# Start of Items
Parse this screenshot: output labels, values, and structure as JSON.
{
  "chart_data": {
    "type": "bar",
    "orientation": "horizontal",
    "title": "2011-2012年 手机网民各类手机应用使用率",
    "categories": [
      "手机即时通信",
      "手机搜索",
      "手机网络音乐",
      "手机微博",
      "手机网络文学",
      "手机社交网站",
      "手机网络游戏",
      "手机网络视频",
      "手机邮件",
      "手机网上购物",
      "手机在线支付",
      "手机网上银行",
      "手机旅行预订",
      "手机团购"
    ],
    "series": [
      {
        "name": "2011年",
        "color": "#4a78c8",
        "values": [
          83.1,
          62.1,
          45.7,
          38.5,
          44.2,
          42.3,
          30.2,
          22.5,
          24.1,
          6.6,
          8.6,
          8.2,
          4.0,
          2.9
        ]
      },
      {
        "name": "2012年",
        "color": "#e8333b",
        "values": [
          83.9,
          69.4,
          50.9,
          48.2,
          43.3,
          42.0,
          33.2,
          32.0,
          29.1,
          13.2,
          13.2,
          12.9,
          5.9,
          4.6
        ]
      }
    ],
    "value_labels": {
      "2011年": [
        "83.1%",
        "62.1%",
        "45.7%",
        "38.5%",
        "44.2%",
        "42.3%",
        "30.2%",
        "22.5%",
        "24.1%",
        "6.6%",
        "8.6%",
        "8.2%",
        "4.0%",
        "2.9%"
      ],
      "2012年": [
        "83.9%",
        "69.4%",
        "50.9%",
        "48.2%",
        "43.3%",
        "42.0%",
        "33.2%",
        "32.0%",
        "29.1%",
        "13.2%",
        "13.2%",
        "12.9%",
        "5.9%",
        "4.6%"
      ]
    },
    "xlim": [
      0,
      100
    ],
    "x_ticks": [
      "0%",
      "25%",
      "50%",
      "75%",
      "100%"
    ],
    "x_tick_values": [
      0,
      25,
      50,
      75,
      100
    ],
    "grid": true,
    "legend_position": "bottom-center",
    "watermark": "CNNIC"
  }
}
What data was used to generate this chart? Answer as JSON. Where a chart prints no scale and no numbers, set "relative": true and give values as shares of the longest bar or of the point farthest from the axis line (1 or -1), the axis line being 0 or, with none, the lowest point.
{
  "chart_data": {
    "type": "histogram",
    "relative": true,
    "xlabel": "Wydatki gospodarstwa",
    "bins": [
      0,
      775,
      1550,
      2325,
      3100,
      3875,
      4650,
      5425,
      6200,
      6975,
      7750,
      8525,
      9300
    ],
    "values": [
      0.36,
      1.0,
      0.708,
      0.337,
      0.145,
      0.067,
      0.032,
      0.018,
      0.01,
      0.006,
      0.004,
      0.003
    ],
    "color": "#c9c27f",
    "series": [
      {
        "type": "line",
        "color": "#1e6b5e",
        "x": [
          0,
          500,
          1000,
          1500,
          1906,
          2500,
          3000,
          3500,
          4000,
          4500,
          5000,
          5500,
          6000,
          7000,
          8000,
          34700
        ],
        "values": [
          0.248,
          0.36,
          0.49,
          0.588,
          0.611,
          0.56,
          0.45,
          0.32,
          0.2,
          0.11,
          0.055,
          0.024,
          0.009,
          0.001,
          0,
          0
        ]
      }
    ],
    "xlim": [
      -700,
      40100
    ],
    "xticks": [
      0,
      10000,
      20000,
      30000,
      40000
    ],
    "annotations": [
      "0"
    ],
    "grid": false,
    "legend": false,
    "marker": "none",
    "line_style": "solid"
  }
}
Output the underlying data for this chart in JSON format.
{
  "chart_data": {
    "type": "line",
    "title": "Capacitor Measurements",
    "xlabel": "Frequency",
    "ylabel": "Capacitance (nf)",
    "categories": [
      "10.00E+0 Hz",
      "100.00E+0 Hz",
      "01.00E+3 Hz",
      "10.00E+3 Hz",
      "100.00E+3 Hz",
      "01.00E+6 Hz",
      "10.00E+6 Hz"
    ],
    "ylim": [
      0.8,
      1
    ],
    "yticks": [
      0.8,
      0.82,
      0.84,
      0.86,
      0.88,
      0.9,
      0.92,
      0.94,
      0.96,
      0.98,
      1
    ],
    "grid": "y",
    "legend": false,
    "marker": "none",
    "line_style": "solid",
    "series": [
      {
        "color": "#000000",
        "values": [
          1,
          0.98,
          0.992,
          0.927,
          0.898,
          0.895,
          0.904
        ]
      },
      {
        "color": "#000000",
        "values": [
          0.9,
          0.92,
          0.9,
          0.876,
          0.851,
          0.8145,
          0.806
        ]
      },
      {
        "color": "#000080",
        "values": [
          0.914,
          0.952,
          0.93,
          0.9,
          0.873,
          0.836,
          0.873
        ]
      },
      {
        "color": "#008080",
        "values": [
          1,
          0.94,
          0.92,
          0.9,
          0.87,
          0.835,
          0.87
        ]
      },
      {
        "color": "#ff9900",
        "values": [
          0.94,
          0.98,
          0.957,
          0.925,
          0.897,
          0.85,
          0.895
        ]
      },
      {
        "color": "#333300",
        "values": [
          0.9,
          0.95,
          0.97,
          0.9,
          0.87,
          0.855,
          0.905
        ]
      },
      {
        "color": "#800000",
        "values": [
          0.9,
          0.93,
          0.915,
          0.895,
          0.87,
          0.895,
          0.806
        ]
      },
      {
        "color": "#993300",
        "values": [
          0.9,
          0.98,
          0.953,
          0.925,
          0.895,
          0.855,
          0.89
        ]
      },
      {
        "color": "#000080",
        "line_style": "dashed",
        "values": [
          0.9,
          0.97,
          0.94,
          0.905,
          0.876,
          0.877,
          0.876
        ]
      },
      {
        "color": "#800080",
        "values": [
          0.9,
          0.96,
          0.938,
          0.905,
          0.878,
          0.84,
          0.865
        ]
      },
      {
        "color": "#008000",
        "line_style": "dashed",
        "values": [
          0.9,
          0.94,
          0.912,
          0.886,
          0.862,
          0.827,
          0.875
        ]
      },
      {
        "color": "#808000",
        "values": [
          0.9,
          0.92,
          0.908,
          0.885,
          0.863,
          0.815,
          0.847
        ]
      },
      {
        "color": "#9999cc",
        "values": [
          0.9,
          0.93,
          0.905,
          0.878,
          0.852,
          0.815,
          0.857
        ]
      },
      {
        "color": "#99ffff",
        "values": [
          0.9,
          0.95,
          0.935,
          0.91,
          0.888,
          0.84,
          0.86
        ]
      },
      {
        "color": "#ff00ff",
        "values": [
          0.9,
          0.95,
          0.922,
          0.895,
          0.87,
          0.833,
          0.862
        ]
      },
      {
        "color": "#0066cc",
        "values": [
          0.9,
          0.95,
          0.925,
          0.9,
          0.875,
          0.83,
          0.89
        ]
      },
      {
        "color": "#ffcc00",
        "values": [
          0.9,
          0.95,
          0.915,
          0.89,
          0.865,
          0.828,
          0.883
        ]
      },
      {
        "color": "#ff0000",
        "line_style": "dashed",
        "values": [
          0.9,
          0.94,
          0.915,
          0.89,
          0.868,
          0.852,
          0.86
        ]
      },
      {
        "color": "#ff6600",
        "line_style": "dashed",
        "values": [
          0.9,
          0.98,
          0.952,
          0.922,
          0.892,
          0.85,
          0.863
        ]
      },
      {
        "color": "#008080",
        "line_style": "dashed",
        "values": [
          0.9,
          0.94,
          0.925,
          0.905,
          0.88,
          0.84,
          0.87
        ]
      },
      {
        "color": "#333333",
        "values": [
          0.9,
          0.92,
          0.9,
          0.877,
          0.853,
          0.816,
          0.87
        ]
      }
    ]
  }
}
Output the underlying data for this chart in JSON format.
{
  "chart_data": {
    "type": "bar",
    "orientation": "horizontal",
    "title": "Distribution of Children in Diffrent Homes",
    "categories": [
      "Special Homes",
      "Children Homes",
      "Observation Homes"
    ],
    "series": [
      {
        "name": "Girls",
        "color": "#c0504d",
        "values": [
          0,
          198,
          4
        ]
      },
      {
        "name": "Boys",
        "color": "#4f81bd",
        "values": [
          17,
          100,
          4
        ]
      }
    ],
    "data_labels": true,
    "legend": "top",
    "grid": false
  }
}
# End of Items
Copy out each line in the preceding records that contains "Homes".

» Exercise result:
    "title": "Distribution of Children in Diffrent Homes",
      "Special Homes",
      "Children Homes",
      "Observation Homes"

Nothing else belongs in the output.